— REQUEST —
Below is a block of records. Copy every line in it that contains the word "philosophical".

--- Start DATASET RECORDS ---

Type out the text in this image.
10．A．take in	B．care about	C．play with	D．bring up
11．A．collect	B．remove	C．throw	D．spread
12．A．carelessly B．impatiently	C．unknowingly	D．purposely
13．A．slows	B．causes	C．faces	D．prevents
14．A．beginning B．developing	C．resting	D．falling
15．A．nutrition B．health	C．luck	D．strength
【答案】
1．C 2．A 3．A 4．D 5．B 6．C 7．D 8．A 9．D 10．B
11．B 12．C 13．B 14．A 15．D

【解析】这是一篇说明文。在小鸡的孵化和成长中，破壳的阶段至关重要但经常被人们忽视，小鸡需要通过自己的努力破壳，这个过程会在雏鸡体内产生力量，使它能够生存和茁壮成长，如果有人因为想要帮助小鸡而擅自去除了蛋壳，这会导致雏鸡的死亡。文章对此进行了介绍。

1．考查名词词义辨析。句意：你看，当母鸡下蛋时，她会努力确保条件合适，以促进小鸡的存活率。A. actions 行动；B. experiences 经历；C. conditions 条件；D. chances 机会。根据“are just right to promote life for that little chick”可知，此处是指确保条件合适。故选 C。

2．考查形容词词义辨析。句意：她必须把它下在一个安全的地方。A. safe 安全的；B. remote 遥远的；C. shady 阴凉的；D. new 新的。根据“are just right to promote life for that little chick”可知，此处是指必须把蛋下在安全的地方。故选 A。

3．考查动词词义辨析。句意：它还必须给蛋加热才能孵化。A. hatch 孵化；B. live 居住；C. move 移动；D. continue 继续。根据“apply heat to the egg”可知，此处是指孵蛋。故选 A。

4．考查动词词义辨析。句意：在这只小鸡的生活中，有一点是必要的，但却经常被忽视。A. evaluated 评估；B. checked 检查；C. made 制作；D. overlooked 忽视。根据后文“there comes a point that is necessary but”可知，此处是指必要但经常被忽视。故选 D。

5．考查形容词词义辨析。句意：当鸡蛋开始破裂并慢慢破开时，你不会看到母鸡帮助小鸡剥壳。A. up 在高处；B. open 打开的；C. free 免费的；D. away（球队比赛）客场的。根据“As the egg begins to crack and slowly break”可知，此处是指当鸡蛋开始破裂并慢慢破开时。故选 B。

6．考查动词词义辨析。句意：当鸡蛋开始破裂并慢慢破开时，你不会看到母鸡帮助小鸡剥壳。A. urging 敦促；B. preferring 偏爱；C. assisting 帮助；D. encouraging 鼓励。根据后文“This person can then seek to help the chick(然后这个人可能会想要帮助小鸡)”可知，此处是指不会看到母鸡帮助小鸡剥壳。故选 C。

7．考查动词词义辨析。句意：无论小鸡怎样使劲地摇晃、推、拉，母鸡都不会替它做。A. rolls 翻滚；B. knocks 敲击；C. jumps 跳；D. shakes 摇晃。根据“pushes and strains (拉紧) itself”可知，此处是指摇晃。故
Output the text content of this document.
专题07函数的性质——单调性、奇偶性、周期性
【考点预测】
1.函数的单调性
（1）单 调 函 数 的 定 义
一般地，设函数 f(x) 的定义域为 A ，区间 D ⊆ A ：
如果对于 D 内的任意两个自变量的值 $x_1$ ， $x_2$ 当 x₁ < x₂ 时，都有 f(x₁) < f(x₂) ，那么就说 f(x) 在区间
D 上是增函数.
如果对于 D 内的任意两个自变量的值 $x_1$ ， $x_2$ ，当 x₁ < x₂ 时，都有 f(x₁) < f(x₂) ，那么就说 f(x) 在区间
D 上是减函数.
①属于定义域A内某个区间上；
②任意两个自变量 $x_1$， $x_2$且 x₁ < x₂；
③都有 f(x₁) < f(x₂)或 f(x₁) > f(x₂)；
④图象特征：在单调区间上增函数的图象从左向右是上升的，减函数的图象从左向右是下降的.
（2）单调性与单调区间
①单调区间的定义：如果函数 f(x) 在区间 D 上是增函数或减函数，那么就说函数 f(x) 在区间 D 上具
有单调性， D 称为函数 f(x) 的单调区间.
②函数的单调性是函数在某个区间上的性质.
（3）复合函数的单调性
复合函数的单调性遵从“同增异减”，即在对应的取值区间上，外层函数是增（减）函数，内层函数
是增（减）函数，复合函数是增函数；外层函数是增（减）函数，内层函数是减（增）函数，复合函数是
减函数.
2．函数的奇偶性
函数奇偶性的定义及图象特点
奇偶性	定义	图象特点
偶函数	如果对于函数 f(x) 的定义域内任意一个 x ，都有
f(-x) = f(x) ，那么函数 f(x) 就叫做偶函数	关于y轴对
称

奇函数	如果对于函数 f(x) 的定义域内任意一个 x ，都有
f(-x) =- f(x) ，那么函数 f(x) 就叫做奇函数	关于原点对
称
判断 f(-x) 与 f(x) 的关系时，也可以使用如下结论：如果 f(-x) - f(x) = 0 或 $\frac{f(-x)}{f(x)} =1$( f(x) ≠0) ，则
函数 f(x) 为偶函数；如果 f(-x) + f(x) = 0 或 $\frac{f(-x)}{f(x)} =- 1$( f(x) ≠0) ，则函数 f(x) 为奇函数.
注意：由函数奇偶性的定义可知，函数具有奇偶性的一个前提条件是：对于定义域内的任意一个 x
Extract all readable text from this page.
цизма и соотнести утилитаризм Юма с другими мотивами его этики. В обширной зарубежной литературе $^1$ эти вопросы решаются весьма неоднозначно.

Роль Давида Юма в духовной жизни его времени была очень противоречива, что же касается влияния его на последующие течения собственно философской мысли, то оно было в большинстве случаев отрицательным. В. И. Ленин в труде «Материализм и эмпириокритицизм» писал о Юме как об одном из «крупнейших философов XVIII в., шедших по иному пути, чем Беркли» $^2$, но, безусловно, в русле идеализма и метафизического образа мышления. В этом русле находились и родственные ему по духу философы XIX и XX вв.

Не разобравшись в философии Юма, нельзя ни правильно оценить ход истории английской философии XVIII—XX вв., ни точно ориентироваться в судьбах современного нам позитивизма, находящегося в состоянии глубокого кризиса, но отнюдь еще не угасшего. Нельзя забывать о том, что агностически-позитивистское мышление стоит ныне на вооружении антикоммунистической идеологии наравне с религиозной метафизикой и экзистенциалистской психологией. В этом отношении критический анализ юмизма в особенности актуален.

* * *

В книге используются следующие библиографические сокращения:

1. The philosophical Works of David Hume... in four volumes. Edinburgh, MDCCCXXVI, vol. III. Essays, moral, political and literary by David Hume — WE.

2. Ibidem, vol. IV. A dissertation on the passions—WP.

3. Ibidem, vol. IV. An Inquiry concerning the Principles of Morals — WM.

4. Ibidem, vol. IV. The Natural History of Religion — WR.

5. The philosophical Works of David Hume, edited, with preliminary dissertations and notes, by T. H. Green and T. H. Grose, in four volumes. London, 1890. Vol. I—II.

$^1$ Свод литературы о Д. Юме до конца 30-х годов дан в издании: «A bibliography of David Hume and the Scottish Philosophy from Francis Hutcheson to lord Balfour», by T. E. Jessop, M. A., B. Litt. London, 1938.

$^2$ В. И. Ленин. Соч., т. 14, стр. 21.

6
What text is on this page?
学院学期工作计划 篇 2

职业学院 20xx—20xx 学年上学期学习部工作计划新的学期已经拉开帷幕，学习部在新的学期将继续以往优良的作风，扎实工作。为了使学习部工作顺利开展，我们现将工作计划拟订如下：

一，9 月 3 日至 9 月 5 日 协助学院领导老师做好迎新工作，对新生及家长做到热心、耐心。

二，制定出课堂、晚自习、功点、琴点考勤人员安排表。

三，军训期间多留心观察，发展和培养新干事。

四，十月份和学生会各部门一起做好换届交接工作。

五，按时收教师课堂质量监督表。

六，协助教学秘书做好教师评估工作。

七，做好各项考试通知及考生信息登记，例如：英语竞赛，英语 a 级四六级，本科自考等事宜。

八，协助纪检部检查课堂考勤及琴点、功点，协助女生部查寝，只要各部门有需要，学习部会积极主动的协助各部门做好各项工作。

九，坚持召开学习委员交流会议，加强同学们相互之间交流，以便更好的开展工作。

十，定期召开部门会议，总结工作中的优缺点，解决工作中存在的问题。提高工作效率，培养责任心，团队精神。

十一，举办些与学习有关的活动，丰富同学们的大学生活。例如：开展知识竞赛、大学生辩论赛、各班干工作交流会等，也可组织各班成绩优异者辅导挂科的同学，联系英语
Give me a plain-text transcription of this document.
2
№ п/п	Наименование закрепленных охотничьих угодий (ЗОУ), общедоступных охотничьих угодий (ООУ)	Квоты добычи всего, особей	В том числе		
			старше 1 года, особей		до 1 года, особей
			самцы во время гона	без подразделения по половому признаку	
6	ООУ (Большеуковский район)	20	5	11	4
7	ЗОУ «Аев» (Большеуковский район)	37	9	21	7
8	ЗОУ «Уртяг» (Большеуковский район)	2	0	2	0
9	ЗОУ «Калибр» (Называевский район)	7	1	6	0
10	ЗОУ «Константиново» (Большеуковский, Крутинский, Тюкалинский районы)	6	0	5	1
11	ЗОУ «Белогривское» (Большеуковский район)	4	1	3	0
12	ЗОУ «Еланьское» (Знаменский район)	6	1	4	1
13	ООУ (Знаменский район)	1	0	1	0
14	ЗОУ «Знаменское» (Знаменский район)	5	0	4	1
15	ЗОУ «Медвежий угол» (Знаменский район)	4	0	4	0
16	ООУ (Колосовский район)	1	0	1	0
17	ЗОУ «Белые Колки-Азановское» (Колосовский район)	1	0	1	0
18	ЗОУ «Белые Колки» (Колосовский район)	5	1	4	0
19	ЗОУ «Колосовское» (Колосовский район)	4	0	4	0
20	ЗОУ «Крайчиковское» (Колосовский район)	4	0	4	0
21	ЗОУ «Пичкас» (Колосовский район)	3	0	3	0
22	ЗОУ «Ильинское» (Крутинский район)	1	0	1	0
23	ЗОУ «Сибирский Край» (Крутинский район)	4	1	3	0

--- End DATASET RECORDS ---

— FINISHED ANSWER —
1. The philosophical Works of David Hume... in four volumes. Edinburgh, MDCCCXXVI, vol. III. Essays, moral, political and literary by David Hume — WE.
5. The philosophical Works of David Hume, edited, with preliminary dissertations and notes, by T. H. Green and T. H. Grose, in four volumes. London, 1890. Vol. I—II.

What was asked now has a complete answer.